Select and reproduce each line of the listing below that bears the string "возмещение".
___ Record list ___
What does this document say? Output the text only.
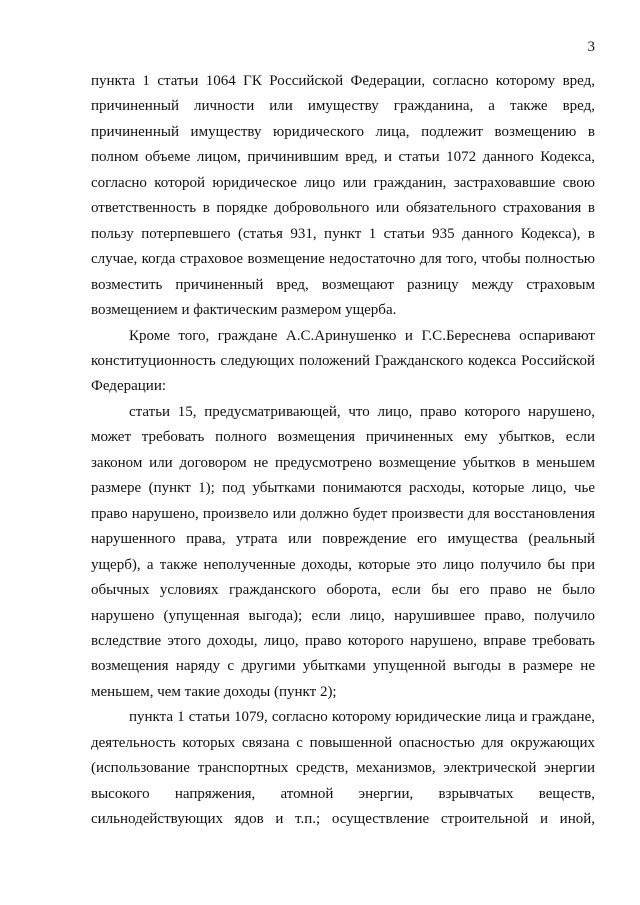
3

пункта 1 статьи 1064 ГК Российской Федерации, согласно которому вред, причиненный личности или имуществу гражданина, а также вред, причиненный имуществу юридического лица, подлежит возмещению в полном объеме лицом, причинившим вред, и статьи 1072 данного Кодекса, согласно которой юридическое лицо или гражданин, застраховавшие свою ответственность в порядке добровольного или обязательного страхования в пользу потерпевшего (статья 931, пункт 1 статьи 935 данного Кодекса), в случае, когда страховое возмещение недостаточно для того, чтобы полностью возместить причиненный вред, возмещают разницу между страховым возмещением и фактическим размером ущерба.

Кроме того, граждане А.С.Аринушенко и Г.С.Береснева оспаривают конституционность следующих положений Гражданского кодекса Российской Федерации:

статьи 15, предусматривающей, что лицо, право которого нарушено, может требовать полного возмещения причиненных ему убытков, если законом или договором не предусмотрено возмещение убытков в меньшем размере (пункт 1); под убытками понимаются расходы, которые лицо, чье право нарушено, произвело или должно будет произвести для восстановления нарушенного права, утрата или повреждение его имущества (реальный ущерб), а также неполученные доходы, которые это лицо получило бы при обычных условиях гражданского оборота, если бы его право не было нарушено (упущенная выгода); если лицо, нарушившее право, получило вследствие этого доходы, лицо, право которого нарушено, вправе требовать возмещения наряду с другими убытками упущенной выгоды в размере не меньшем, чем такие доходы (пункт 2);

пункта 1 статьи 1079, согласно которому юридические лица и граждане, деятельность которых связана с повышенной опасностью для окружающих (использование транспортных средств, механизмов, электрической энергии высокого напряжения, атомной энергии, взрывчатых веществ, сильнодействующих ядов и т.п.; осуществление строительной и иной,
___
**Answer**
пункта 1 статьи 1064 ГК Российской Федерации, согласно которому вред, причиненный личности или имуществу гражданина, а также вред, причиненный имуществу юридического лица, подлежит возмещению в полном объеме лицом, причинившим вред, и статьи 1072 данного Кодекса, согласно которой юридическое лицо или гражданин, застраховавшие свою ответственность в порядке добровольного или обязательного страхования в пользу потерпевшего (статья 931, пункт 1 статьи 935 данного Кодекса), в случае, когда страховое возмещение недостаточно для того, чтобы полностью возместить причиненный вред, возмещают разницу между страховым возмещением и фактическим размером ущерба.
статьи 15, предусматривающей, что лицо, право которого нарушено, может требовать полного возмещения причиненных ему убытков, если законом или договором не предусмотрено возмещение убытков в меньшем размере (пункт 1); под убытками понимаются расходы, которые лицо, чье право нарушено, произвело или должно будет произвести для восстановления нарушенного права, утрата или повреждение его имущества (реальный ущерб), а также неполученные доходы, которые это лицо получило бы при обычных условиях гражданского оборота, если бы его право не было нарушено (упущенная выгода); если лицо, нарушившее право, получило вследствие этого доходы, лицо, право которого нарушено, вправе требовать возмещения наряду с другими убытками упущенной выгоды в размере не меньшем, чем такие доходы (пункт 2);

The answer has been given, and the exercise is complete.